To be done:
From the entries below, copy out every line with "northeast" in it.

Stored data:
========================================

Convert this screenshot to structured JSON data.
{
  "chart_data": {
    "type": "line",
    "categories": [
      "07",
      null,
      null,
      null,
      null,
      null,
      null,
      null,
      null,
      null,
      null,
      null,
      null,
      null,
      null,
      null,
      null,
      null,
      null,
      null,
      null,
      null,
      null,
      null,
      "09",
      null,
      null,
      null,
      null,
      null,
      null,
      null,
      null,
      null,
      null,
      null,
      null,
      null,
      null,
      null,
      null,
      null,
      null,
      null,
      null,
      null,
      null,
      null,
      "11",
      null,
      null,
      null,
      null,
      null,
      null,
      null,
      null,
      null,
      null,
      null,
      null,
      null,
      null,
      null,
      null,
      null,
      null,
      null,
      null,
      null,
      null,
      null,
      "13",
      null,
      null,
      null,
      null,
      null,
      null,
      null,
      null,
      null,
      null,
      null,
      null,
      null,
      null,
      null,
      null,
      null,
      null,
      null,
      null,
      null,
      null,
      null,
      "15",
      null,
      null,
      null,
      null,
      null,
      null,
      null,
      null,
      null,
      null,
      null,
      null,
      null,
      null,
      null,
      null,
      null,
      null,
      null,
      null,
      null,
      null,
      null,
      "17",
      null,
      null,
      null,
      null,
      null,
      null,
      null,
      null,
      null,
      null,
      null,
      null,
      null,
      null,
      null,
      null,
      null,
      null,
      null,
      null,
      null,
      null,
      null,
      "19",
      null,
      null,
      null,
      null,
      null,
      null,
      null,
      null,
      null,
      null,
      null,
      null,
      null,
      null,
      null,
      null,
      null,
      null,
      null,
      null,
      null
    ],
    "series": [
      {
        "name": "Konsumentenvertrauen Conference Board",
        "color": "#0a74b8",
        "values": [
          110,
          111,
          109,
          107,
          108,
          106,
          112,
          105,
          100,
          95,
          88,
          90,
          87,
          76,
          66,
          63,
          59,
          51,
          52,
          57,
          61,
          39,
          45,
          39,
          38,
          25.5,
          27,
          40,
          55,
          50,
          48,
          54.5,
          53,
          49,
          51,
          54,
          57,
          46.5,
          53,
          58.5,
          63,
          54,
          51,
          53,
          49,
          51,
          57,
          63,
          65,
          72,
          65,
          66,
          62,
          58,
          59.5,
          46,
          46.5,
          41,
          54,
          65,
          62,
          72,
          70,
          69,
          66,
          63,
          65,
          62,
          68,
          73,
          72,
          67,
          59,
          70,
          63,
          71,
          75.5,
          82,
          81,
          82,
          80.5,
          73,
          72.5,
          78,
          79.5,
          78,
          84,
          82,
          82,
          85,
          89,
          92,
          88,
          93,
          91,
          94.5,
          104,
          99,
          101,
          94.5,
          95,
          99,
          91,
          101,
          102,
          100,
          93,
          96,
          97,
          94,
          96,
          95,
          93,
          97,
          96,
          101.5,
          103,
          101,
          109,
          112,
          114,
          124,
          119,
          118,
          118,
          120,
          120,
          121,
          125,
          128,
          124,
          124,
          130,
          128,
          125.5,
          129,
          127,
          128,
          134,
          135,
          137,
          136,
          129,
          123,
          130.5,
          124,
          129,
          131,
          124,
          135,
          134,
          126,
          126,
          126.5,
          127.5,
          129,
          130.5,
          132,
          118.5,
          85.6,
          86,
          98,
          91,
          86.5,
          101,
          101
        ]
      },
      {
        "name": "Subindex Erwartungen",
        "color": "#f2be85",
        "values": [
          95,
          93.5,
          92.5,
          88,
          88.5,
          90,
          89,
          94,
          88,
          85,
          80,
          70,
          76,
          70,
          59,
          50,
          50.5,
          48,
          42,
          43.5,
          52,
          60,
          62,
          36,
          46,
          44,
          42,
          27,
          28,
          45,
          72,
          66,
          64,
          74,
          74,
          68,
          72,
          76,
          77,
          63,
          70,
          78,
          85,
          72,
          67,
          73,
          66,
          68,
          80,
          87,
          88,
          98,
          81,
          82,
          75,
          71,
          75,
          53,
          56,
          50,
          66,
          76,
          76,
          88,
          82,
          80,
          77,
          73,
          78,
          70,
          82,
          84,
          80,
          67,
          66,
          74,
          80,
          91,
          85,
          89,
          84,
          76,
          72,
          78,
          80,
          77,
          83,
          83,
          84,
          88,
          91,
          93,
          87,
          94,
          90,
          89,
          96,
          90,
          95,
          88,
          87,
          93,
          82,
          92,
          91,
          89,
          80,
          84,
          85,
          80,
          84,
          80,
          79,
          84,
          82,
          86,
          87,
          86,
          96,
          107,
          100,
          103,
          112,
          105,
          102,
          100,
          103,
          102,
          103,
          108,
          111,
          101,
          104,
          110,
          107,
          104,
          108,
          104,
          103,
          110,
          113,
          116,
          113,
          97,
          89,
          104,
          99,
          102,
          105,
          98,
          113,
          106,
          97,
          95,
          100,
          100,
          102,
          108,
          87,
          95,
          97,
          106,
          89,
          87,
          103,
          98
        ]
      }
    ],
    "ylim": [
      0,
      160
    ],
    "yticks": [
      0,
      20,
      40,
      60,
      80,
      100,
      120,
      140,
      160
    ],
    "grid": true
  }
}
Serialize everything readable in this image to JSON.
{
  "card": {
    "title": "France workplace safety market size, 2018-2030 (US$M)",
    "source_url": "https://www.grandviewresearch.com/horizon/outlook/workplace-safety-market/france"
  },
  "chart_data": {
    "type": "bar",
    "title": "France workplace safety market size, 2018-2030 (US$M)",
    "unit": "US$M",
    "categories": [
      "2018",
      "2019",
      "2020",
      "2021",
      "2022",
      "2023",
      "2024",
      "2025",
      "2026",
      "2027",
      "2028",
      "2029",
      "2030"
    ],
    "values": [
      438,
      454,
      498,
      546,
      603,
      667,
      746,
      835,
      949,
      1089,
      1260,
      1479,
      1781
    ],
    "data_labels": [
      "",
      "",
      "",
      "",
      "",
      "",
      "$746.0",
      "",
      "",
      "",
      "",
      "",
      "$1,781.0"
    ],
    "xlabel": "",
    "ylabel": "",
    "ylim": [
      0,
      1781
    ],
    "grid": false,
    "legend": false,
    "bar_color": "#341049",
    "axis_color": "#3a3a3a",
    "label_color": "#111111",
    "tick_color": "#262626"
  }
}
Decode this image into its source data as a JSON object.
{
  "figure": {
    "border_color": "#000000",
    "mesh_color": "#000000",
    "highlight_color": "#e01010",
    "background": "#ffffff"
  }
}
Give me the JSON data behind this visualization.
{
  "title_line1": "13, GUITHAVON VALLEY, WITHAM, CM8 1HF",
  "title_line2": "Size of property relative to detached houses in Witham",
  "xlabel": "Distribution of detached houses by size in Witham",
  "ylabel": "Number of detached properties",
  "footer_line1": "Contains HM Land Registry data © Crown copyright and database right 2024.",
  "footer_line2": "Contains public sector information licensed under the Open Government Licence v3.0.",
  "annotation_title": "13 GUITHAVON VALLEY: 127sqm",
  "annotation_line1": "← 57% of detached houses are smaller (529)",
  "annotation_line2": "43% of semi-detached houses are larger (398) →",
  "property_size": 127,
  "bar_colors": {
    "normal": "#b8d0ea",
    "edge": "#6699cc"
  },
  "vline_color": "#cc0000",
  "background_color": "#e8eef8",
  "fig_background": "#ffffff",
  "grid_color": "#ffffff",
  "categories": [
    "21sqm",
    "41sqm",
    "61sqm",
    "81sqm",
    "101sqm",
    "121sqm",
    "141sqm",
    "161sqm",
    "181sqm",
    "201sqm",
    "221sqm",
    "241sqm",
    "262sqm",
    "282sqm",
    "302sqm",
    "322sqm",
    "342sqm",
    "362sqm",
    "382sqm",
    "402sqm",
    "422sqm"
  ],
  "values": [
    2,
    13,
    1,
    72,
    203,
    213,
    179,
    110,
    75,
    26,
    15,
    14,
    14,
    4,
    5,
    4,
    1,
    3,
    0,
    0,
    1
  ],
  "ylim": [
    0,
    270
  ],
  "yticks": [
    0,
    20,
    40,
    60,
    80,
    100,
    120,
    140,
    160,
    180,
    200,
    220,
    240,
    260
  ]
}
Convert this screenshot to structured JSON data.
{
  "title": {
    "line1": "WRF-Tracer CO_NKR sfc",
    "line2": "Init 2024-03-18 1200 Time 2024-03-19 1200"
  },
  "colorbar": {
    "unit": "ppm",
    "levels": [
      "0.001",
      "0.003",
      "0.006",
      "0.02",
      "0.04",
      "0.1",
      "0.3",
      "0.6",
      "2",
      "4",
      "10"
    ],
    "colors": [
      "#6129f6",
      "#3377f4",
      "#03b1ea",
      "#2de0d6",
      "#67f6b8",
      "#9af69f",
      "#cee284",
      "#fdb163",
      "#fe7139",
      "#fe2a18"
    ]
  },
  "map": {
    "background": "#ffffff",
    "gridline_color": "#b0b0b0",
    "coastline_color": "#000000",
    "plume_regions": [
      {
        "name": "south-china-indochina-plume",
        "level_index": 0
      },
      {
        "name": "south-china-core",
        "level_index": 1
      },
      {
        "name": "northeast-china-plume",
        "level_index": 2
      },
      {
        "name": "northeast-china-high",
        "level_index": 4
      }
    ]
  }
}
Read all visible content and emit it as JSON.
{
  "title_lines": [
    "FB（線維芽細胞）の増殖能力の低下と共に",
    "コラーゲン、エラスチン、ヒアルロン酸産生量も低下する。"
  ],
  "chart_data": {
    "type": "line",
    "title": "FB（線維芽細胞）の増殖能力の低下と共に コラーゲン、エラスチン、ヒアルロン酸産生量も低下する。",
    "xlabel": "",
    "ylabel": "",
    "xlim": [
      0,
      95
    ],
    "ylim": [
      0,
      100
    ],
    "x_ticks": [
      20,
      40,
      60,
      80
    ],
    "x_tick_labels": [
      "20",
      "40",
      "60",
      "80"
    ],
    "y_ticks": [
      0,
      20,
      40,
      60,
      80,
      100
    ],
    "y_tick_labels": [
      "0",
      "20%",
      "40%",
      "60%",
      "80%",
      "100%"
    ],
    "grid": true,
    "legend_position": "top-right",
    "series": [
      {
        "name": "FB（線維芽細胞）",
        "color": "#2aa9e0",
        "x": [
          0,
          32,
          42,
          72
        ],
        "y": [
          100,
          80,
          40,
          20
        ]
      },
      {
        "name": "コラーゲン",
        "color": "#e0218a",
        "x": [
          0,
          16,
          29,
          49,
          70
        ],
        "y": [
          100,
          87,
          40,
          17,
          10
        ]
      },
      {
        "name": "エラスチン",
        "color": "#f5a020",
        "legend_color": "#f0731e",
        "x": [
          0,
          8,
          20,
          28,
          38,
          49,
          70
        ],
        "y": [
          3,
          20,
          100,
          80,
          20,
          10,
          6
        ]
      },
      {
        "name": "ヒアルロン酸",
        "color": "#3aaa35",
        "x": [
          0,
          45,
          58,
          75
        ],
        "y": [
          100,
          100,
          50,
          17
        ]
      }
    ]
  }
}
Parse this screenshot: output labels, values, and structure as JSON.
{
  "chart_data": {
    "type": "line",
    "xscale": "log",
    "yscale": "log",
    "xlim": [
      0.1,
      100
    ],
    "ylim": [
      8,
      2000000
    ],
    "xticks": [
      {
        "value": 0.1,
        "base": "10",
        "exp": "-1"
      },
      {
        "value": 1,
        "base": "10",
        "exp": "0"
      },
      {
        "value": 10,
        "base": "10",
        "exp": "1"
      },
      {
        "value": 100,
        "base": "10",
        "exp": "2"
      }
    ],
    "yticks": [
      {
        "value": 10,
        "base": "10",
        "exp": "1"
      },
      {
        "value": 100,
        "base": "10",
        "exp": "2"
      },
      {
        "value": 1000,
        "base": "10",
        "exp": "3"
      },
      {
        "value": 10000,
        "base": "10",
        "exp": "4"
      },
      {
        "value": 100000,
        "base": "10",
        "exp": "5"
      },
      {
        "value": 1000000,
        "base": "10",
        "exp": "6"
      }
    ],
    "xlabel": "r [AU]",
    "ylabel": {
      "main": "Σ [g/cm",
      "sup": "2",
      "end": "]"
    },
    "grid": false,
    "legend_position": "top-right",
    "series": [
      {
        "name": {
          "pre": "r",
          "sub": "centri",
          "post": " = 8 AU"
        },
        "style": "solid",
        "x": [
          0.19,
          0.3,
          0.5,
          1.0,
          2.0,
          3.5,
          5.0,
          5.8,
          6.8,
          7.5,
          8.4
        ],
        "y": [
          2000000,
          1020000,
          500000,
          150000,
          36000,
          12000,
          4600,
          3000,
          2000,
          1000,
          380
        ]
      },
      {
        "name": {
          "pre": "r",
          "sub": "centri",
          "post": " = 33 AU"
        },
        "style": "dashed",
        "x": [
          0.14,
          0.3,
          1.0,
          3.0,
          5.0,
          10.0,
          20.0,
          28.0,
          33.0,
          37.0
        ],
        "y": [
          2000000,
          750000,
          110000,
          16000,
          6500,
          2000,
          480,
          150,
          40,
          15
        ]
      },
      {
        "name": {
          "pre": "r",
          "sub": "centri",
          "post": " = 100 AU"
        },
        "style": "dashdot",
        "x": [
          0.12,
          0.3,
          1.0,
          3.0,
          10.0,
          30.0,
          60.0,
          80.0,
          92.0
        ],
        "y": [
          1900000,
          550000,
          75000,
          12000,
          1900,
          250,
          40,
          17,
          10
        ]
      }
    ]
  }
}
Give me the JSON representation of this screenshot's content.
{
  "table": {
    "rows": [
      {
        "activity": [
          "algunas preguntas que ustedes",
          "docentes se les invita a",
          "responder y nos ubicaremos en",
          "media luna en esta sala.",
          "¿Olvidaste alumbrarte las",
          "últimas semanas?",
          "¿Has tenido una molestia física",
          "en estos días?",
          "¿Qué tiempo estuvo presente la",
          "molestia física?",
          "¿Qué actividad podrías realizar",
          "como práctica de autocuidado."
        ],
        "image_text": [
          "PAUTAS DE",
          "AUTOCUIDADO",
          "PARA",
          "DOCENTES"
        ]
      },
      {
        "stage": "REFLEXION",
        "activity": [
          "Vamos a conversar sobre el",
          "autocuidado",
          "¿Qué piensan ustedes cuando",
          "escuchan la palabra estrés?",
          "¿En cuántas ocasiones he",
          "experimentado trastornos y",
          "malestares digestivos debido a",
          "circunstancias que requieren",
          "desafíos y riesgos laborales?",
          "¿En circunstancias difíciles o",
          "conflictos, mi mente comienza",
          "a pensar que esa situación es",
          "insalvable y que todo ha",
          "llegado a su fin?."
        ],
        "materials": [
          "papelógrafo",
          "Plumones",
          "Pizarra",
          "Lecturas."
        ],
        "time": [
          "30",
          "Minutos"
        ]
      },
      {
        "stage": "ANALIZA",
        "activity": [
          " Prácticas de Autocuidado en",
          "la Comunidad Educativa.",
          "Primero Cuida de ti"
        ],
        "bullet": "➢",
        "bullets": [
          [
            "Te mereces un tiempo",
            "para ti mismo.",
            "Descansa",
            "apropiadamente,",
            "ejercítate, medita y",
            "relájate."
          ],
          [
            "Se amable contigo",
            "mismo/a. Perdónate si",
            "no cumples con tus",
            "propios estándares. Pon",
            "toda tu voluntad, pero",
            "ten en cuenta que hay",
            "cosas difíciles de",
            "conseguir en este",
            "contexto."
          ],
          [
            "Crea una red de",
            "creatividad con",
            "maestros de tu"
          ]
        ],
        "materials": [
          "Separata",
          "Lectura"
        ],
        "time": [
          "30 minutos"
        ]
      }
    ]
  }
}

========================================

Task solution:
        "name": "northeast-china-plume",
        "name": "northeast-china-high",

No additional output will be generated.